Collected data
+++++

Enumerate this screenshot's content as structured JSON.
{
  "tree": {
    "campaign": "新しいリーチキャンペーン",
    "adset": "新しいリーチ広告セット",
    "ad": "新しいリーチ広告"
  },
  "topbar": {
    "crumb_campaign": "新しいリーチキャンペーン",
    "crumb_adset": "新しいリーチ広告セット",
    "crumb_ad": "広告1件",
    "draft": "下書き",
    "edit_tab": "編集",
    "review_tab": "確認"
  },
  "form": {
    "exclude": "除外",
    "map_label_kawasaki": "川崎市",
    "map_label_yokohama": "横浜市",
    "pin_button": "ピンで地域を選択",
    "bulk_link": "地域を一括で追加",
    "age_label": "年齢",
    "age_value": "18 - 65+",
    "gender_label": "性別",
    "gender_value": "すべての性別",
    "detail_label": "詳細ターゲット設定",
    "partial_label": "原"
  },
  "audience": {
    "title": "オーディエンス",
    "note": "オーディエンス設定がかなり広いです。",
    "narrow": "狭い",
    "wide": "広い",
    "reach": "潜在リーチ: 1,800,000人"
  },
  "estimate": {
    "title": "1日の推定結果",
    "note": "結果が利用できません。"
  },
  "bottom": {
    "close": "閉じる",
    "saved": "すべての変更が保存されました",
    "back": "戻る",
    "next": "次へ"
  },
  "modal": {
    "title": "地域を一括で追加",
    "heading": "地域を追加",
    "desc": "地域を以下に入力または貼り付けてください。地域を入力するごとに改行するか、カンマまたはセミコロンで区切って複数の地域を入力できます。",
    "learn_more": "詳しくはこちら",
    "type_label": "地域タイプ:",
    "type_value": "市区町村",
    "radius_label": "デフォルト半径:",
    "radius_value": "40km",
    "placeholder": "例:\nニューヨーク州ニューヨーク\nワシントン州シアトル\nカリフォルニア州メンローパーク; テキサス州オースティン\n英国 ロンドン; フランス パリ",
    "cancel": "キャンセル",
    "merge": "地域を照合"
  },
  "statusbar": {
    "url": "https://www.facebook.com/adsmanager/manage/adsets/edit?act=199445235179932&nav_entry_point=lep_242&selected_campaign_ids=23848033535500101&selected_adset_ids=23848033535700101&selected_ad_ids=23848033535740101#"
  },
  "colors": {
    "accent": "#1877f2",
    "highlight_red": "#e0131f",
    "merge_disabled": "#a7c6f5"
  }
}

+++++

PROBLEM DESCRIPTION: Copy all lines from the material that hold "note".

SOLUTION TO THIS PROBLEM:
    "note": "オーディエンス設定がかなり広いです。",
    "note": "結果が利用できません。"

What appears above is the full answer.